Brief: Collect every line below that contains the word "wedyjskiej".

Provided data:
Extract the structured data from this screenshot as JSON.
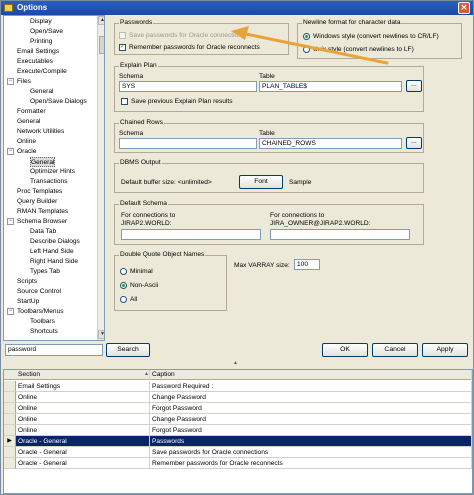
{
  "window": {
    "title": "Options",
    "close_glyph": "✕"
  },
  "tree": {
    "items": [
      {
        "label": "Display",
        "level": 2
      },
      {
        "label": "Open/Save",
        "level": 2
      },
      {
        "label": "Printing",
        "level": 2
      },
      {
        "label": "Email Settings",
        "level": 1
      },
      {
        "label": "Executables",
        "level": 1
      },
      {
        "label": "Execute/Compile",
        "level": 1
      },
      {
        "label": "Files",
        "level": 1,
        "expander": "−"
      },
      {
        "label": "General",
        "level": 2
      },
      {
        "label": "Open/Save Dialogs",
        "level": 2
      },
      {
        "label": "Formatter",
        "level": 1
      },
      {
        "label": "General",
        "level": 1
      },
      {
        "label": "Network Utilities",
        "level": 1
      },
      {
        "label": "Online",
        "level": 1
      },
      {
        "label": "Oracle",
        "level": 1,
        "expander": "−"
      },
      {
        "label": "General",
        "level": 2,
        "selected": true
      },
      {
        "label": "Optimizer Hints",
        "level": 2
      },
      {
        "label": "Transactions",
        "level": 2
      },
      {
        "label": "Proc Templates",
        "level": 1
      },
      {
        "label": "Query Builder",
        "level": 1
      },
      {
        "label": "RMAN Templates",
        "level": 1
      },
      {
        "label": "Schema Browser",
        "level": 1,
        "expander": "−"
      },
      {
        "label": "Data Tab",
        "level": 2
      },
      {
        "label": "Describe Dialogs",
        "level": 2
      },
      {
        "label": "Left Hand Side",
        "level": 2
      },
      {
        "label": "Right Hand Side",
        "level": 2
      },
      {
        "label": "Types Tab",
        "level": 2
      },
      {
        "label": "Scripts",
        "level": 1
      },
      {
        "label": "Source Control",
        "level": 1
      },
      {
        "label": "StartUp",
        "level": 1
      },
      {
        "label": "Toolbars/Menus",
        "level": 1,
        "expander": "−"
      },
      {
        "label": "Toolbars",
        "level": 2
      },
      {
        "label": "Shortcuts",
        "level": 2
      }
    ],
    "scroll_up": "▲",
    "scroll_down": "▼"
  },
  "passwords": {
    "title": "Passwords",
    "save_label": "Save passwords for Oracle connections",
    "remember_label": "Remember passwords for Oracle reconnects",
    "remember_checked": true
  },
  "newline": {
    "title": "Newline format for character data",
    "windows_label": "Windows style (convert newlines to CR/LF)",
    "unix_label": "Unix style (convert newlines to LF)"
  },
  "explain": {
    "title": "Explain Plan",
    "schema_label": "Schema",
    "schema_value": "SYS",
    "table_label": "Table",
    "table_value": "PLAN_TABLE$",
    "browse": "...",
    "save_prev_label": "Save previous Explain Plan results"
  },
  "chained": {
    "title": "Chained Rows",
    "schema_label": "Schema",
    "schema_value": "",
    "table_label": "Table",
    "table_value": "CHAINED_ROWS",
    "browse": "..."
  },
  "dbms": {
    "title": "DBMS Output",
    "buffer_label": "Default buffer size: <unlimited>",
    "font_button": "Font",
    "sample_label": "Sample"
  },
  "default_schema": {
    "title": "Default Schema",
    "left_label_1": "For connections to",
    "left_label_2": "JIRAP2.WORLD:",
    "right_label_1": "For connections to",
    "right_label_2": "JIRA_OWNER@JIRAP2.WORLD:"
  },
  "quote": {
    "title": "Double Quote Object Names",
    "options": [
      "Minimal",
      "Non-Ascii",
      "All"
    ],
    "selected": "Non-Ascii"
  },
  "varray": {
    "label": "Max VARRAY size:",
    "value": "100"
  },
  "bottom": {
    "search_value": "password",
    "search_button": "Search",
    "ok_button": "OK",
    "cancel_button": "Cancel",
    "apply_button": "Apply",
    "splitter_glyph": "▲"
  },
  "results": {
    "headers": [
      "Section",
      "Caption"
    ],
    "rows": [
      {
        "section": "Email Settings",
        "caption": "Password Required :"
      },
      {
        "section": "Online",
        "caption": "Change Password"
      },
      {
        "section": "Online",
        "caption": "Forgot Password"
      },
      {
        "section": "Online",
        "caption": "Change Password"
      },
      {
        "section": "Online",
        "caption": "Forgot Password"
      },
      {
        "section": "Oracle - General",
        "caption": "Passwords",
        "selected": true
      },
      {
        "section": "Oracle - General",
        "caption": "Save passwords for Oracle connections"
      },
      {
        "section": "Oracle - General",
        "caption": "Remember passwords for Oracle reconnects"
      }
    ],
    "current_row_marker": "▶",
    "sort_glyph": "▲"
  },
  "colors": {
    "annotation_arrow": "#e8a33a",
    "selection": "#0a246a",
    "title_bar": "#2b5fbd"
  }
}
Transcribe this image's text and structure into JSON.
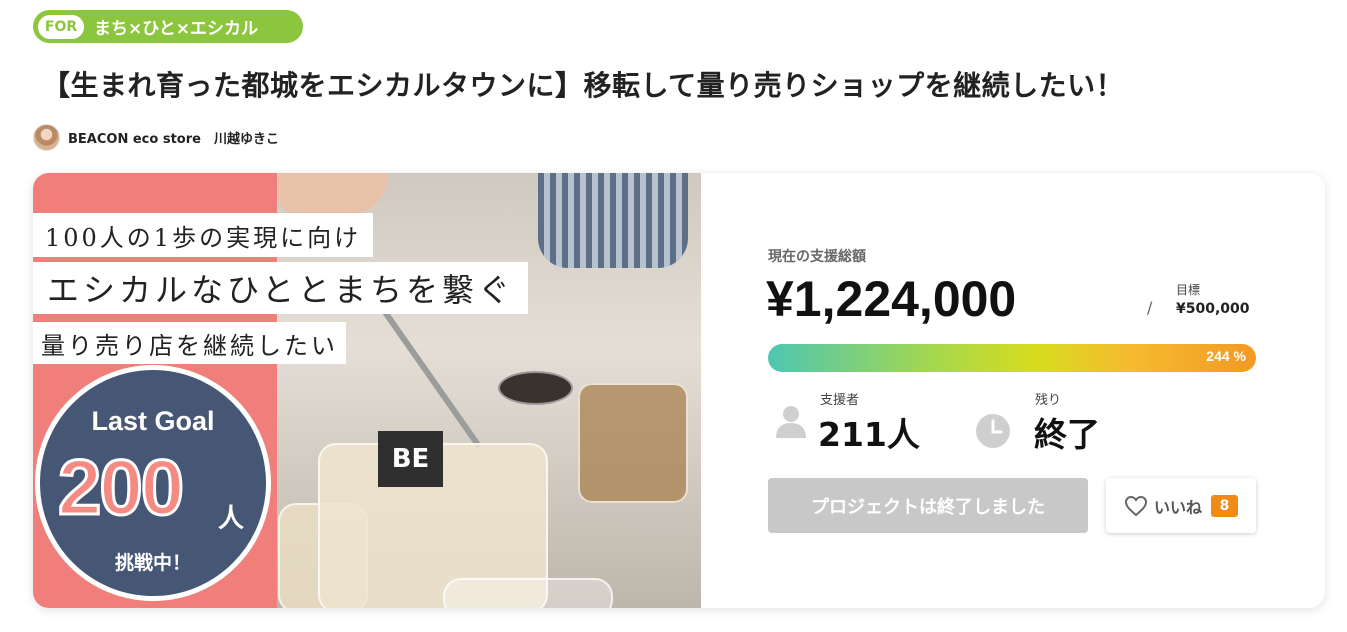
{
  "tag": {
    "prefix": "FOR",
    "label": "まち×ひと×エシカル"
  },
  "title": "【生まれ育った都城をエシカルタウンに】移転して量り売りショップを継続したい！",
  "owner": {
    "name": "BEACON eco store　川越ゆきこ"
  },
  "hero": {
    "caption1": "100人の1歩の実現に向け",
    "caption2": "エシカルなひととまちを繋ぐ",
    "caption3": "量り売り店を継続したい",
    "goal_title": "Last Goal",
    "goal_number": "200",
    "goal_unit": "人",
    "goal_sub": "挑戦中！",
    "jar_label": "BE"
  },
  "funding": {
    "amount_label": "現在の支援総額",
    "amount": "¥1,224,000",
    "slash": "/",
    "target_label": "目標",
    "target_value": "¥500,000",
    "progress_percent_label": "244 %",
    "progress_ratio": 2.44,
    "backers_label": "支援者",
    "backers_value": "211人",
    "remaining_label": "残り",
    "remaining_value": "終了"
  },
  "actions": {
    "ended_label": "プロジェクトは終了しました",
    "like_label": "いいね",
    "like_count": "8"
  },
  "icons": {
    "avatar": "avatar-icon",
    "person": "person-icon",
    "clock": "clock-icon",
    "heart": "heart-icon"
  },
  "colors": {
    "tag_green": "#8cc63e",
    "hero_pink": "#f07e7b",
    "goal_navy": "#465675",
    "accent_orange": "#f28a18",
    "ended_gray": "#c8c8c8"
  }
}
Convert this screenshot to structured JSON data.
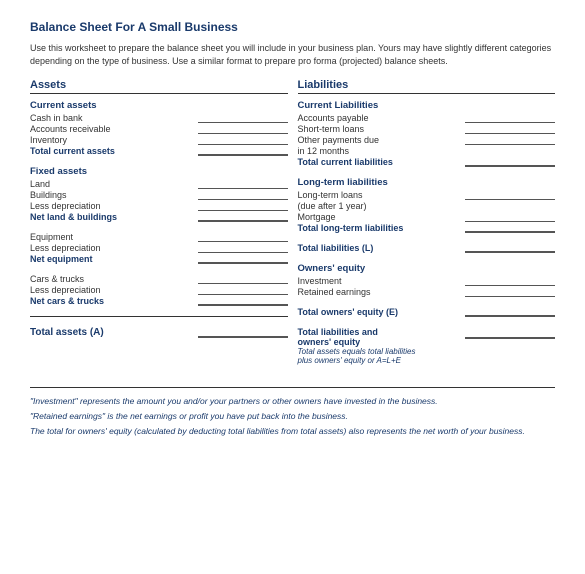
{
  "title": "Balance Sheet For A Small Business",
  "intro": "Use this worksheet to prepare the balance sheet you will include in your business plan.  Yours may have slightly different categories depending on the type of business.  Use a similar format to prepare pro forma (projected) balance sheets.",
  "assets": {
    "header": "Assets",
    "current_assets": {
      "header": "Current assets",
      "items": [
        "Cash in bank",
        "Accounts receivable",
        "Inventory",
        "Total current assets"
      ],
      "bold": [
        false,
        false,
        false,
        true
      ]
    },
    "fixed_assets": {
      "header": "Fixed assets",
      "items": [
        "Land",
        "Buildings",
        "Less depreciation",
        "Net land & buildings"
      ],
      "bold": [
        false,
        false,
        false,
        true
      ]
    },
    "equipment": {
      "items": [
        "Equipment",
        "Less depreciation",
        "Net equipment"
      ],
      "bold": [
        false,
        false,
        true
      ]
    },
    "cars": {
      "items": [
        "Cars & trucks",
        "Less depreciation",
        "Net cars & trucks"
      ],
      "bold": [
        false,
        false,
        true
      ]
    },
    "total": "Total assets (A)"
  },
  "liabilities": {
    "header": "Liabilities",
    "current_liabilities": {
      "header": "Current Liabilities",
      "items": [
        "Accounts payable",
        "Short-term loans",
        "Other payments due",
        "in 12 months",
        "Total current liabilities"
      ],
      "bold": [
        false,
        false,
        false,
        false,
        true
      ]
    },
    "long_term": {
      "header": "Long-term liabilities",
      "items": [
        "Long-term loans",
        "(due after 1 year)",
        "Mortgage",
        "Total long-term liabilities"
      ],
      "bold": [
        false,
        false,
        false,
        true
      ]
    },
    "total_liabilities": "Total liabilities (L)",
    "owners_equity": {
      "header": "Owners' equity",
      "items": [
        "Investment",
        "Retained earnings"
      ],
      "bold": [
        false,
        false
      ]
    },
    "total_equity": "Total owners' equity (E)",
    "total_both": {
      "line1": "Total liabilities and",
      "line2": "owners' equity",
      "line3": "Total assets equals total liabilities",
      "line4": "plus owners' equity or A=L+E"
    }
  },
  "footer": {
    "note1": "\"Investment\" represents the amount you and/or your partners or other owners have invested in the business.",
    "note2": "\"Retained earnings\" is the net earnings or profit you have put back into the business.",
    "note3": "The total for owners' equity (calculated by deducting total liabilities from total assets) also represents the net worth of your business."
  }
}
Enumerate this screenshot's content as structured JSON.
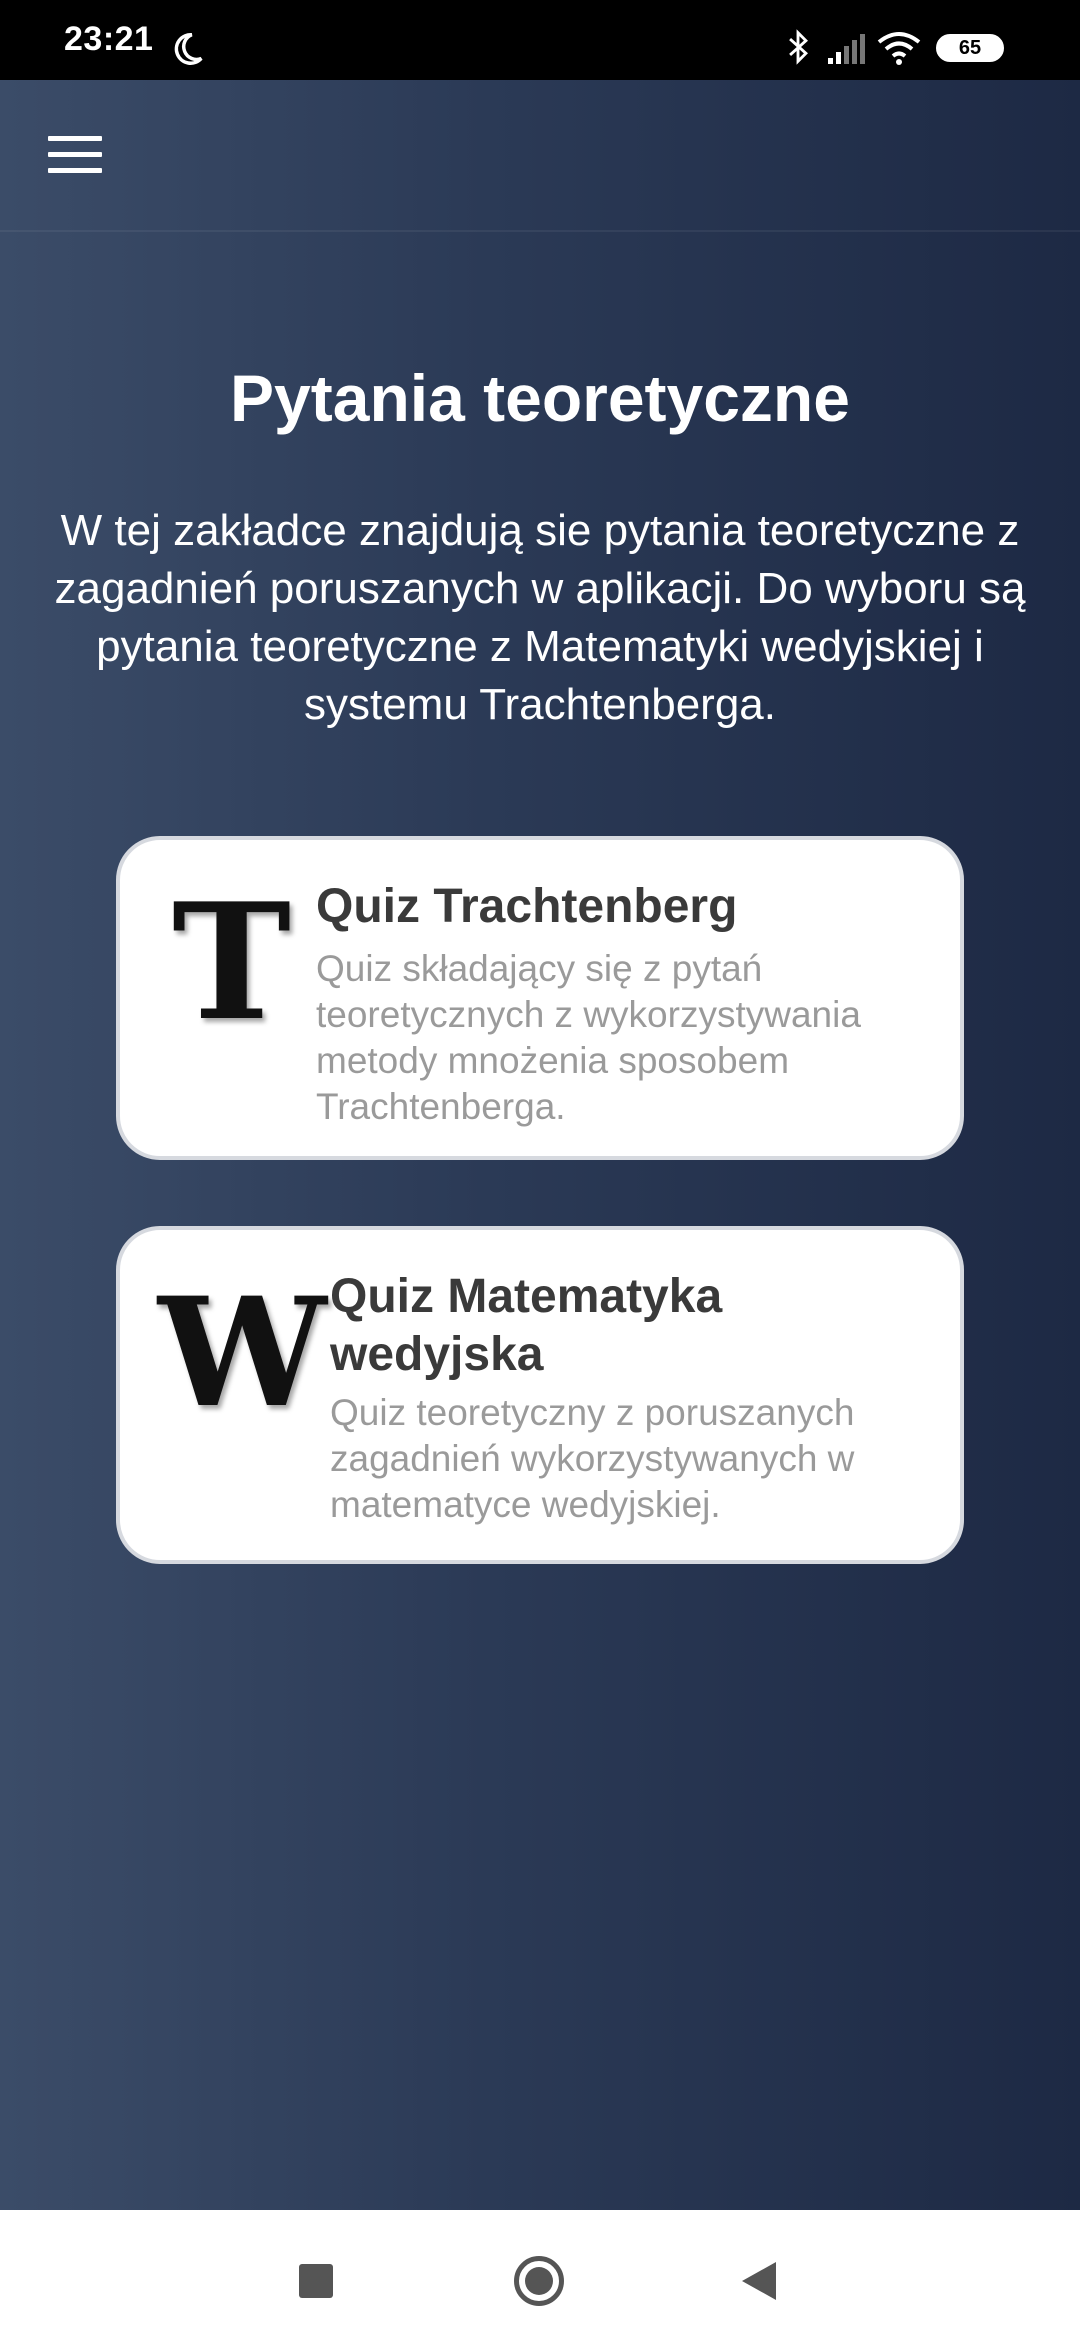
{
  "status_bar": {
    "time": "23:21",
    "battery": "65",
    "icons": [
      "moon-icon",
      "bluetooth-icon",
      "signal-icon",
      "wifi-icon",
      "battery-icon"
    ]
  },
  "toolbar": {
    "menu_icon": "hamburger-menu-icon"
  },
  "page": {
    "title": "Pytania teoretyczne",
    "description": "W tej zakładce znajdują sie pytania teoretyczne z zagadnień poruszanych w aplikacji. Do wyboru są pytania teoretyczne z Matematyki wedyjskiej i systemu Trachtenberga."
  },
  "cards": [
    {
      "letter": "T",
      "title": "Quiz Trachtenberg",
      "description": "Quiz składający się z pytań teoretycznych z wykorzystywania metody mnożenia sposobem Trachtenberga."
    },
    {
      "letter": "W",
      "title": "Quiz Matematyka wedyjska",
      "description": "Quiz teoretyczny z poruszanych zagadnień wykorzystywanych w matematyce wedyjskiej."
    }
  ],
  "nav_bar": {
    "icons": [
      "recent-apps-icon",
      "home-icon",
      "back-icon"
    ]
  },
  "colors": {
    "background_start": "#3b4c68",
    "background_end": "#1d2944",
    "card_background": "#ffffff",
    "card_title": "#3a3a3a",
    "card_description": "#9a9a9a"
  }
}
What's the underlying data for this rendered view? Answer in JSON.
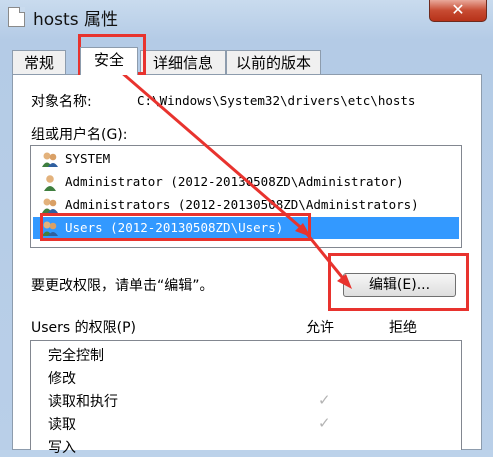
{
  "window": {
    "title": "hosts 属性",
    "close_glyph": "✕"
  },
  "tabs": [
    {
      "label": "常规"
    },
    {
      "label": "安全"
    },
    {
      "label": "详细信息"
    },
    {
      "label": "以前的版本"
    }
  ],
  "security": {
    "object_label": "对象名称:",
    "object_value": "C:\\Windows\\System32\\drivers\\etc\\hosts",
    "groups_label": "组或用户名(G):",
    "users": [
      {
        "name": "SYSTEM",
        "selected": false
      },
      {
        "name": "Administrator (2012-20130508ZD\\Administrator)",
        "selected": false
      },
      {
        "name": "Administrators (2012-20130508ZD\\Administrators)",
        "selected": false
      },
      {
        "name": "Users (2012-20130508ZD\\Users)",
        "selected": true
      }
    ],
    "change_hint": "要更改权限，请单击“编辑”。",
    "edit_button": "编辑(E)...",
    "perm_label": "Users 的权限(P)",
    "allow_header": "允许",
    "deny_header": "拒绝",
    "permissions": [
      {
        "name": "完全控制",
        "allow": ""
      },
      {
        "name": "修改",
        "allow": ""
      },
      {
        "name": "读取和执行",
        "allow": "✓"
      },
      {
        "name": "读取",
        "allow": "✓"
      },
      {
        "name": "写入",
        "allow": ""
      }
    ]
  },
  "annotation_color": "#e8332e",
  "selection_color": "#3399ff"
}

Result for this task:
    "description": "W tej zakładce znajdują sie pytania teoretyczne z zagadnień poruszanych w aplikacji. Do wyboru są pytania teoretyczne z Matematyki wedyjskiej i systemu Trachtenberga."
      "description": "Quiz teoretyczny z poruszanych zagadnień wykorzystywanych w matematyce wedyjskiej."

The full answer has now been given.